* start Input for this task *
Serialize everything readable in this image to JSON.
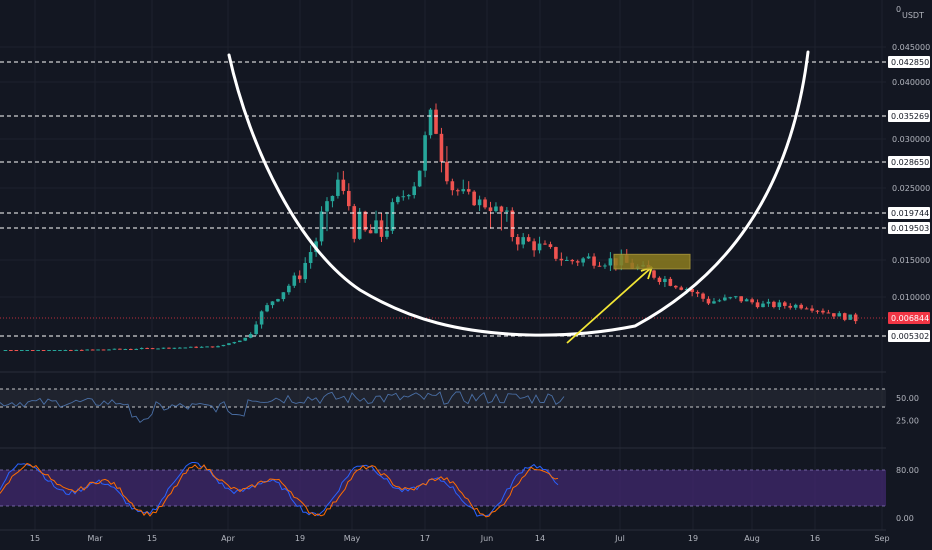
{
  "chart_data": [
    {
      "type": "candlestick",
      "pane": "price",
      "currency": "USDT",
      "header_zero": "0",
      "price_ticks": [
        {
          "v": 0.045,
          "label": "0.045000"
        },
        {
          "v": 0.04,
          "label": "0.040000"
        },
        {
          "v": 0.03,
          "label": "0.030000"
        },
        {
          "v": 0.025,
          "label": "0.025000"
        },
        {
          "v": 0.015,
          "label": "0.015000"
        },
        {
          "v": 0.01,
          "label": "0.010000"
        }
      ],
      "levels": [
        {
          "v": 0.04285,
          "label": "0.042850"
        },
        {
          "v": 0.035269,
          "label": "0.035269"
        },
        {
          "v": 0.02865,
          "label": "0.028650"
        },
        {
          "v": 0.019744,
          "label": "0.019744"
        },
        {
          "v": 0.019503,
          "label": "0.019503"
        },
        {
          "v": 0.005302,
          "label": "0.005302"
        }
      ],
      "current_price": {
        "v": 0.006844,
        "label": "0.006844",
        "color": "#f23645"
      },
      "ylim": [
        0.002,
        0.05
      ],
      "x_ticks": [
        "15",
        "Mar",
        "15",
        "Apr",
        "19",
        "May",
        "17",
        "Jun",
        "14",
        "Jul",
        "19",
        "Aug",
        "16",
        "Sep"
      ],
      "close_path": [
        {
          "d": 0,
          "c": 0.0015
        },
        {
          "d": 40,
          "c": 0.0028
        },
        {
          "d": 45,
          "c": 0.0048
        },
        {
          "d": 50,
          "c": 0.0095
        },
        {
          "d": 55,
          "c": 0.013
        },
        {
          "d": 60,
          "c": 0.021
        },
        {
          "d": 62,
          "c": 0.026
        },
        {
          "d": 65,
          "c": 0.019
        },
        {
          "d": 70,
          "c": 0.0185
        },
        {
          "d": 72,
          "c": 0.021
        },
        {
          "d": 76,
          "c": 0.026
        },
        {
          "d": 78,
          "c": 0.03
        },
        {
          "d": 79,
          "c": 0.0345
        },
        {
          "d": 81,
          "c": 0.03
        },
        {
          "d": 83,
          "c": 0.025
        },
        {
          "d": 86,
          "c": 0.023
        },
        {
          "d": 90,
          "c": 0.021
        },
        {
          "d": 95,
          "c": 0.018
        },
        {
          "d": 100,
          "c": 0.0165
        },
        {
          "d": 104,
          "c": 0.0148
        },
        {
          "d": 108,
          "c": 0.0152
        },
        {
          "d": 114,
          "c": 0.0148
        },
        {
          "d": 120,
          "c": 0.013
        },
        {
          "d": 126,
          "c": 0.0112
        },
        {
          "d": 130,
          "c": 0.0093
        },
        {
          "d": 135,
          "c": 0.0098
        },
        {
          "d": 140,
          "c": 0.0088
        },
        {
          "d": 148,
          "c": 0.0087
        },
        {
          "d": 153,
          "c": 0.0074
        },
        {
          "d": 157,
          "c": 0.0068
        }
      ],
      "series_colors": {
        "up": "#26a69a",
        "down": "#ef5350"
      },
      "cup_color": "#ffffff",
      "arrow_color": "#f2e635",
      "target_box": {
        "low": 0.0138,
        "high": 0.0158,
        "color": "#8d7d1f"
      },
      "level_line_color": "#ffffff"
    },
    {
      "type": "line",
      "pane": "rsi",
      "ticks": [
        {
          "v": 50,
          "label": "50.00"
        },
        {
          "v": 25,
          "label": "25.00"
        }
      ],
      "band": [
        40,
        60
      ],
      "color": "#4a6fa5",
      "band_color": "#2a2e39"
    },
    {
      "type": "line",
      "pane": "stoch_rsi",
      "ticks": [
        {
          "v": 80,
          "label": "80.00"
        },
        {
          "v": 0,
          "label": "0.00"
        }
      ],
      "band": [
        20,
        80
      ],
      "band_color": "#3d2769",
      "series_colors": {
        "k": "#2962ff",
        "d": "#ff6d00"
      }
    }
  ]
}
* end Input for this task *
What is needed:
Leave out the pictures and print each record exactly as it stands.

Written response:
Serialize everything readable in this image to JSON.
{
  "chart_data": [
    {
      "type": "candlestick",
      "pane": "price",
      "currency": "USDT",
      "header_zero": "0",
      "price_ticks": [
        {
          "v": 0.045,
          "label": "0.045000"
        },
        {
          "v": 0.04,
          "label": "0.040000"
        },
        {
          "v": 0.03,
          "label": "0.030000"
        },
        {
          "v": 0.025,
          "label": "0.025000"
        },
        {
          "v": 0.015,
          "label": "0.015000"
        },
        {
          "v": 0.01,
          "label": "0.010000"
        }
      ],
      "levels": [
        {
          "v": 0.04285,
          "label": "0.042850"
        },
        {
          "v": 0.035269,
          "label": "0.035269"
        },
        {
          "v": 0.02865,
          "label": "0.028650"
        },
        {
          "v": 0.019744,
          "label": "0.019744"
        },
        {
          "v": 0.019503,
          "label": "0.019503"
        },
        {
          "v": 0.005302,
          "label": "0.005302"
        }
      ],
      "current_price": {
        "v": 0.006844,
        "label": "0.006844",
        "color": "#f23645"
      },
      "ylim": [
        0.002,
        0.05
      ],
      "x_ticks": [
        "15",
        "Mar",
        "15",
        "Apr",
        "19",
        "May",
        "17",
        "Jun",
        "14",
        "Jul",
        "19",
        "Aug",
        "16",
        "Sep"
      ],
      "close_path": [
        {
          "d": 0,
          "c": 0.0015
        },
        {
          "d": 40,
          "c": 0.0028
        },
        {
          "d": 45,
          "c": 0.0048
        },
        {
          "d": 50,
          "c": 0.0095
        },
        {
          "d": 55,
          "c": 0.013
        },
        {
          "d": 60,
          "c": 0.021
        },
        {
          "d": 62,
          "c": 0.026
        },
        {
          "d": 65,
          "c": 0.019
        },
        {
          "d": 70,
          "c": 0.0185
        },
        {
          "d": 72,
          "c": 0.021
        },
        {
          "d": 76,
          "c": 0.026
        },
        {
          "d": 78,
          "c": 0.03
        },
        {
          "d": 79,
          "c": 0.0345
        },
        {
          "d": 81,
          "c": 0.03
        },
        {
          "d": 83,
          "c": 0.025
        },
        {
          "d": 86,
          "c": 0.023
        },
        {
          "d": 90,
          "c": 0.021
        },
        {
          "d": 95,
          "c": 0.018
        },
        {
          "d": 100,
          "c": 0.0165
        },
        {
          "d": 104,
          "c": 0.0148
        },
        {
          "d": 108,
          "c": 0.0152
        },
        {
          "d": 114,
          "c": 0.0148
        },
        {
          "d": 120,
          "c": 0.013
        },
        {
          "d": 126,
          "c": 0.0112
        },
        {
          "d": 130,
          "c": 0.0093
        },
        {
          "d": 135,
          "c": 0.0098
        },
        {
          "d": 140,
          "c": 0.0088
        },
        {
          "d": 148,
          "c": 0.0087
        },
        {
          "d": 153,
          "c": 0.0074
        },
        {
          "d": 157,
          "c": 0.0068
        }
      ],
      "series_colors": {
        "up": "#26a69a",
        "down": "#ef5350"
      },
      "cup_color": "#ffffff",
      "arrow_color": "#f2e635",
      "target_box": {
        "low": 0.0138,
        "high": 0.0158,
        "color": "#8d7d1f"
      },
      "level_line_color": "#ffffff"
    },
    {
      "type": "line",
      "pane": "rsi",
      "ticks": [
        {
          "v": 50,
          "label": "50.00"
        },
        {
          "v": 25,
          "label": "25.00"
        }
      ],
      "band": [
        40,
        60
      ],
      "color": "#4a6fa5",
      "band_color": "#2a2e39"
    },
    {
      "type": "line",
      "pane": "stoch_rsi",
      "ticks": [
        {
          "v": 80,
          "label": "80.00"
        },
        {
          "v": 0,
          "label": "0.00"
        }
      ],
      "band": [
        20,
        80
      ],
      "band_color": "#3d2769",
      "series_colors": {
        "k": "#2962ff",
        "d": "#ff6d00"
      }
    }
  ]
}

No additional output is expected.